-- START OF Input records --
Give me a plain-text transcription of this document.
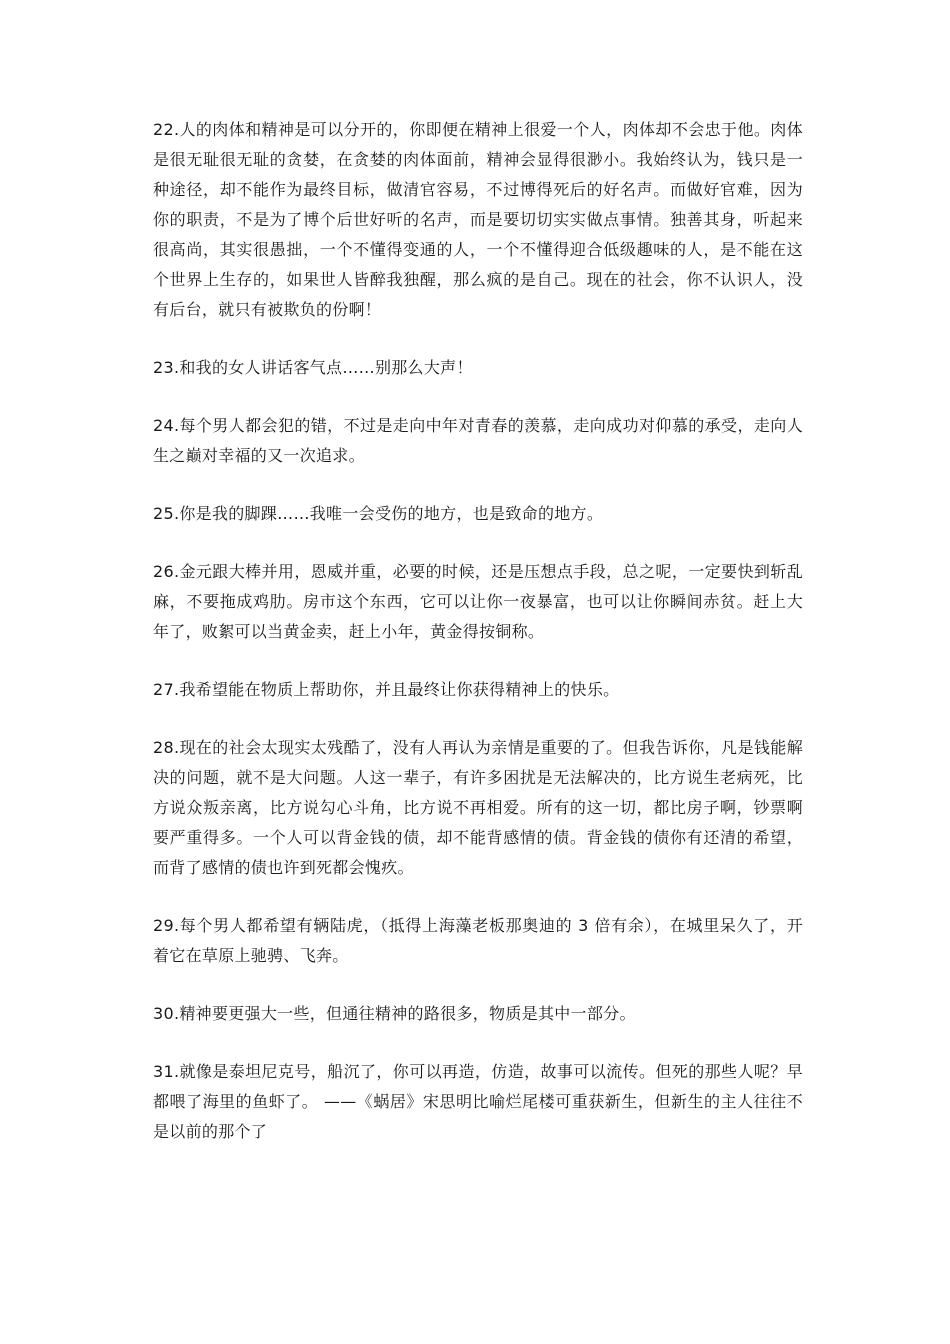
22.人的肉体和精神是可以分开的，你即便在精神上很爱一个人，肉体却不会忠于他。肉体是很无耻很无耻的贪婪，在贪婪的肉体面前，精神会显得很渺小。我始终认为，钱只是一种途径，却不能作为最终目标，做清官容易，不过博得死后的好名声。而做好官难，因为你的职责，不是为了博个后世好听的名声，而是要切切实实做点事情。独善其身，听起来很高尚，其实很愚拙，一个不懂得变通的人，一个不懂得迎合低级趣味的人，是不能在这个世界上生存的，如果世人皆醉我独醒，那么疯的是自己。现在的社会，你不认识人，没有后台，就只有被欺负的份啊！

23.和我的女人讲话客气点……别那么大声！

24.每个男人都会犯的错，不过是走向中年对青春的羡慕，走向成功对仰慕的承受，走向人生之巅对幸福的又一次追求。

25.你是我的脚踝……我唯一会受伤的地方，也是致命的地方。

26.金元跟大棒并用，恩威并重，必要的时候，还是压想点手段，总之呢，一定要快到斩乱麻，不要拖成鸡肋。房市这个东西，它可以让你一夜暴富，也可以让你瞬间赤贫。赶上大年了，败絮可以当黄金卖，赶上小年，黄金得按铜称。

27.我希望能在物质上帮助你，并且最终让你获得精神上的快乐。

28.现在的社会太现实太残酷了，没有人再认为亲情是重要的了。但我告诉你，凡是钱能解决的问题，就不是大问题。人这一辈子，有许多困扰是无法解决的，比方说生老病死，比方说众叛亲离，比方说勾心斗角，比方说不再相爱。所有的这一切，都比房子啊，钞票啊要严重得多。一个人可以背金钱的债，却不能背感情的债。背金钱的债你有还清的希望，而背了感情的债也许到死都会愧疚。

29.每个男人都希望有辆陆虎，（抵得上海藻老板那奥迪的 3 倍有余），在城里呆久了，开着它在草原上驰骋、飞奔。

30.精神要更强大一些，但通往精神的路很多，物质是其中一部分。

31.就像是泰坦尼克号，船沉了，你可以再造，仿造，故事可以流传。但死的那些人呢？早都喂了海里的鱼虾了。 ——《蜗居》宋思明比喻烂尾楼可重获新生，但新生的主人往往不是以前的那个了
-- END OF Input records --
Leave out the pictures and transcribe everything else exactly.

▶ [Worked answer]:
Give me a plain-text transcription of this document.
22.人的肉体和精神是可以分开的，你即便在精神上很爱一个人，肉体却不会忠于他。肉体是很无耻很无耻的贪婪，在贪婪的肉体面前，精神会显得很渺小。我始终认为，钱只是一种途径，却不能作为最终目标，做清官容易，不过博得死后的好名声。而做好官难，因为你的职责，不是为了博个后世好听的名声，而是要切切实实做点事情。独善其身，听起来很高尚，其实很愚拙，一个不懂得变通的人，一个不懂得迎合低级趣味的人，是不能在这个世界上生存的，如果世人皆醉我独醒，那么疯的是自己。现在的社会，你不认识人，没有后台，就只有被欺负的份啊！

23.和我的女人讲话客气点……别那么大声！

24.每个男人都会犯的错，不过是走向中年对青春的羡慕，走向成功对仰慕的承受，走向人生之巅对幸福的又一次追求。

25.你是我的脚踝……我唯一会受伤的地方，也是致命的地方。

26.金元跟大棒并用，恩威并重，必要的时候，还是压想点手段，总之呢，一定要快到斩乱麻，不要拖成鸡肋。房市这个东西，它可以让你一夜暴富，也可以让你瞬间赤贫。赶上大年了，败絮可以当黄金卖，赶上小年，黄金得按铜称。

27.我希望能在物质上帮助你，并且最终让你获得精神上的快乐。

28.现在的社会太现实太残酷了，没有人再认为亲情是重要的了。但我告诉你，凡是钱能解决的问题，就不是大问题。人这一辈子，有许多困扰是无法解决的，比方说生老病死，比方说众叛亲离，比方说勾心斗角，比方说不再相爱。所有的这一切，都比房子啊，钞票啊要严重得多。一个人可以背金钱的债，却不能背感情的债。背金钱的债你有还清的希望，而背了感情的债也许到死都会愧疚。

29.每个男人都希望有辆陆虎，（抵得上海藻老板那奥迪的 3 倍有余），在城里呆久了，开着它在草原上驰骋、飞奔。

30.精神要更强大一些，但通往精神的路很多，物质是其中一部分。

31.就像是泰坦尼克号，船沉了，你可以再造，仿造，故事可以流传。但死的那些人呢？早都喂了海里的鱼虾了。 ——《蜗居》宋思明比喻烂尾楼可重获新生，但新生的主人往往不是以前的那个了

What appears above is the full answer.